EXERCISE PROMPT:
Your answer should be a single number: the count of lines containing "methods".

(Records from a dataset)
.....

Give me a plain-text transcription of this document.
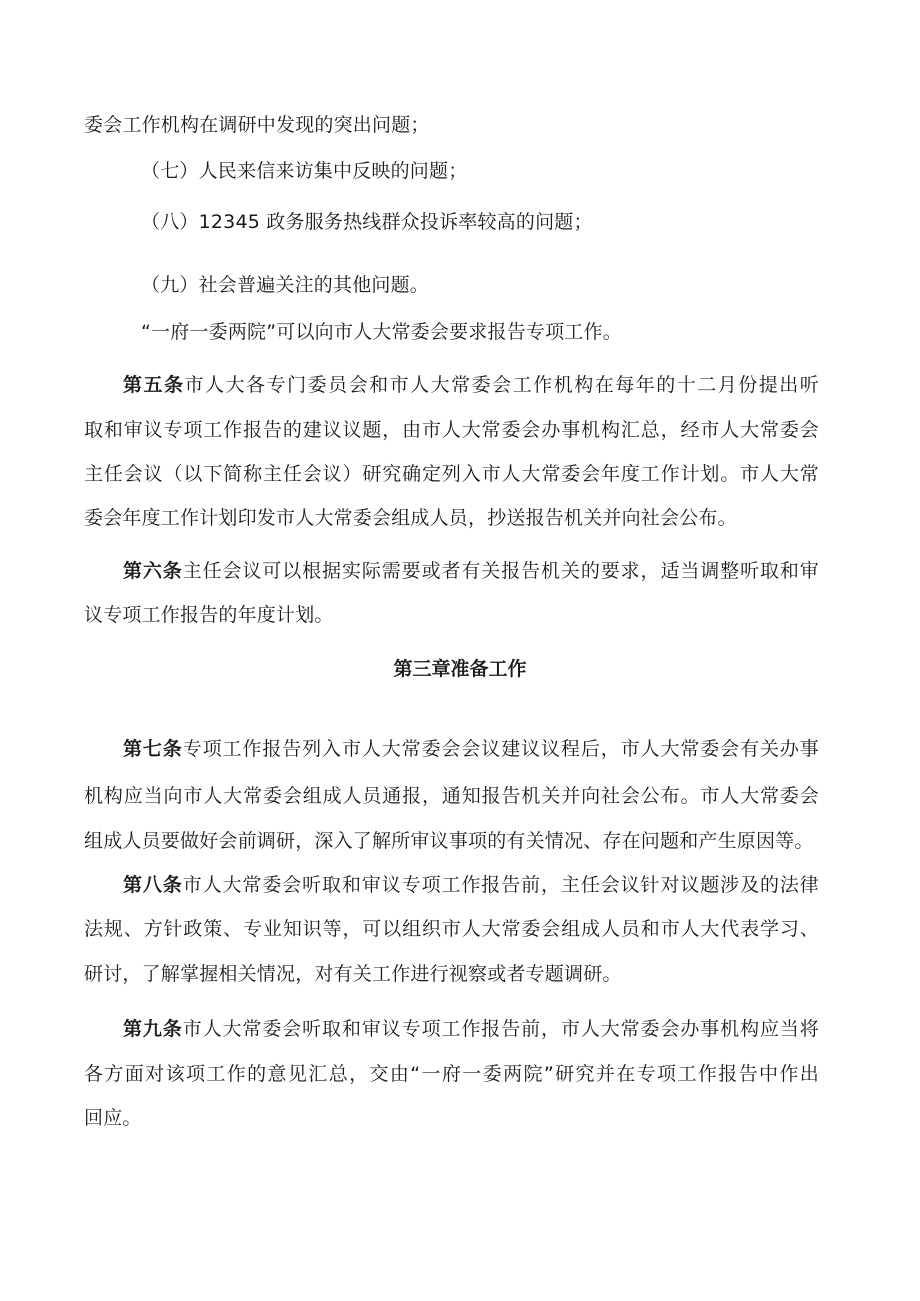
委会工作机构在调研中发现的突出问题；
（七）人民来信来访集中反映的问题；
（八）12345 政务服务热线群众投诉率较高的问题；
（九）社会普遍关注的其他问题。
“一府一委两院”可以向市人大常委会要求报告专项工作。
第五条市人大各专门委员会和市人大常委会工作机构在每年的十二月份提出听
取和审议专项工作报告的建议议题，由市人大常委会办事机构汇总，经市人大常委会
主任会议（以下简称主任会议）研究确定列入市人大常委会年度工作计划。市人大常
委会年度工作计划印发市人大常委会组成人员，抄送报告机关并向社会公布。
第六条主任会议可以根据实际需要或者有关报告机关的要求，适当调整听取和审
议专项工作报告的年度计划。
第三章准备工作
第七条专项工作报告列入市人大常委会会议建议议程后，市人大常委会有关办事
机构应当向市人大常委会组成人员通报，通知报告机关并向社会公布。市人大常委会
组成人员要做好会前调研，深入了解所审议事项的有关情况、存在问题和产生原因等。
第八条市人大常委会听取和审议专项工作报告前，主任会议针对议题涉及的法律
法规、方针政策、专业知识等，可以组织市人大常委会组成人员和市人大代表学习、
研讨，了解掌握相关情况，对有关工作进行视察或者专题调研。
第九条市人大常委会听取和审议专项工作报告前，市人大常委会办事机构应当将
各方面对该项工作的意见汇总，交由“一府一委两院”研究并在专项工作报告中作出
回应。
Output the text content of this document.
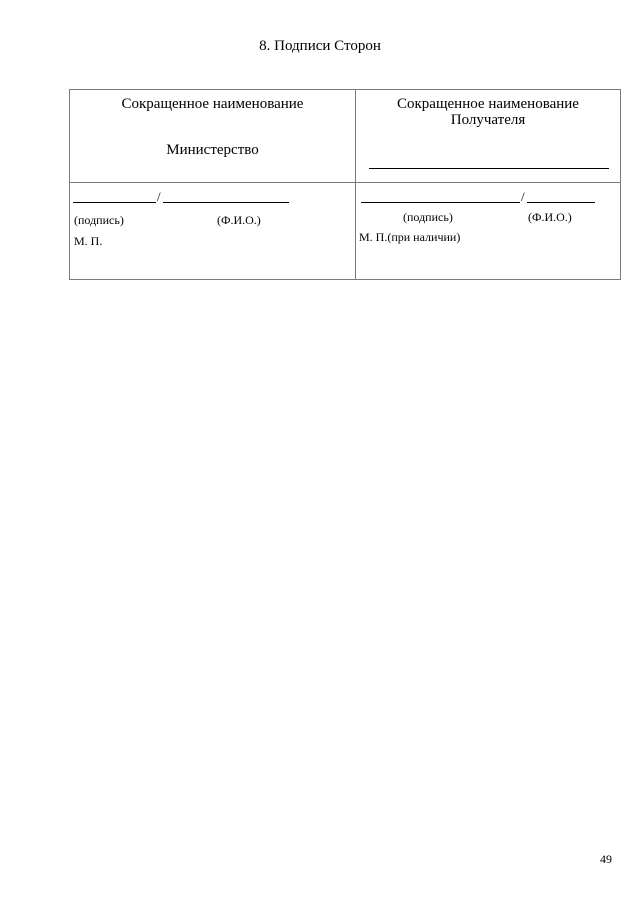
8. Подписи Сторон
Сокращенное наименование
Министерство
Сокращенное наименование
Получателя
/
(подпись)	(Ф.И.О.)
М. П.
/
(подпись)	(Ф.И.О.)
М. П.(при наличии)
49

.....

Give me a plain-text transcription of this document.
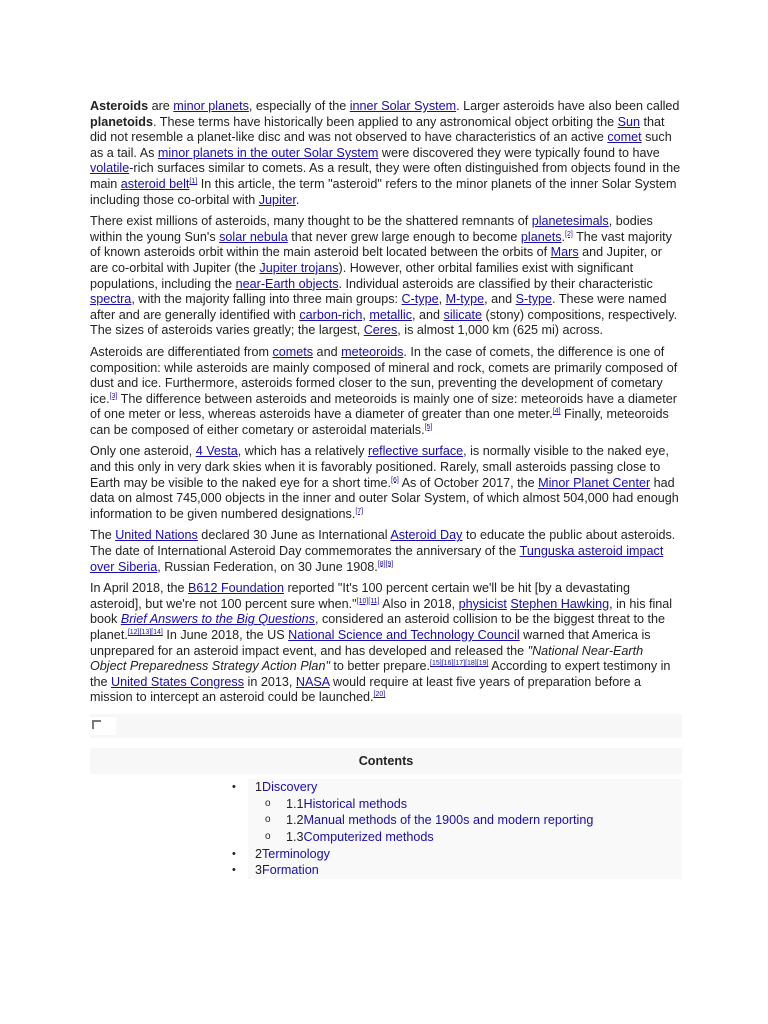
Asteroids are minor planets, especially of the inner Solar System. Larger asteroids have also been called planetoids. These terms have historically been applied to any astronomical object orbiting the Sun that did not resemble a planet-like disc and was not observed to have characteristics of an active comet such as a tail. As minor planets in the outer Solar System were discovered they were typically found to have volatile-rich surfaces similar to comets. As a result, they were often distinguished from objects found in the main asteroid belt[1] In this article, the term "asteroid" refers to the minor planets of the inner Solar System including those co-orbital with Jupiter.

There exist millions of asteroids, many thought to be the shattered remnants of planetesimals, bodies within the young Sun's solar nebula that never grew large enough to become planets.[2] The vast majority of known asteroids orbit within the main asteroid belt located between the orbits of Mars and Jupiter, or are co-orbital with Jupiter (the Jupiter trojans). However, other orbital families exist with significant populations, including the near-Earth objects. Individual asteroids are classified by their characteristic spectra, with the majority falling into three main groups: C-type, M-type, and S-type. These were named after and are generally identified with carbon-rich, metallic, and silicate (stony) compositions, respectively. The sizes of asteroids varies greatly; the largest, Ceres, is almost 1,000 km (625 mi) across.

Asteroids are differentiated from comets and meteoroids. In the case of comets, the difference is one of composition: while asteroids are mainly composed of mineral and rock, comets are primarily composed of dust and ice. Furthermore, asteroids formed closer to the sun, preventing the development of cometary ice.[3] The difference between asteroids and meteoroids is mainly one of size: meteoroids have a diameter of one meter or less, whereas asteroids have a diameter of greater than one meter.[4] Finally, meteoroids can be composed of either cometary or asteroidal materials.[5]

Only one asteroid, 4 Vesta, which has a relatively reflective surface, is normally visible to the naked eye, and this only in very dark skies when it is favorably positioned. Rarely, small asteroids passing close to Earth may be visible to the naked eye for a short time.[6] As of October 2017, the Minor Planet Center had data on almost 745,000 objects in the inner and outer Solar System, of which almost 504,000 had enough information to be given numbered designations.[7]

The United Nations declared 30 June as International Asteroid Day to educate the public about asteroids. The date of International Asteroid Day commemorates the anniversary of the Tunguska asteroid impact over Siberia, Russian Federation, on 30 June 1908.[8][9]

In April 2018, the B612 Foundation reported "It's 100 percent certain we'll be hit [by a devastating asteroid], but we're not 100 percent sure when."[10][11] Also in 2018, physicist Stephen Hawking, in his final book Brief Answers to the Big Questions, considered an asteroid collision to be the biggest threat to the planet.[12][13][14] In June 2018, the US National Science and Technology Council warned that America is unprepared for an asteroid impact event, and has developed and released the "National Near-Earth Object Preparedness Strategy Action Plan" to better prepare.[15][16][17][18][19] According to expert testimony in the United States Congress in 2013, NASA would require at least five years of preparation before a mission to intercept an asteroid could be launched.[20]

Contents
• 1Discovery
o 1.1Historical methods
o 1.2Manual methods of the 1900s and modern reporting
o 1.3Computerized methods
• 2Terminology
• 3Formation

.....

FULL RESPONSE:
3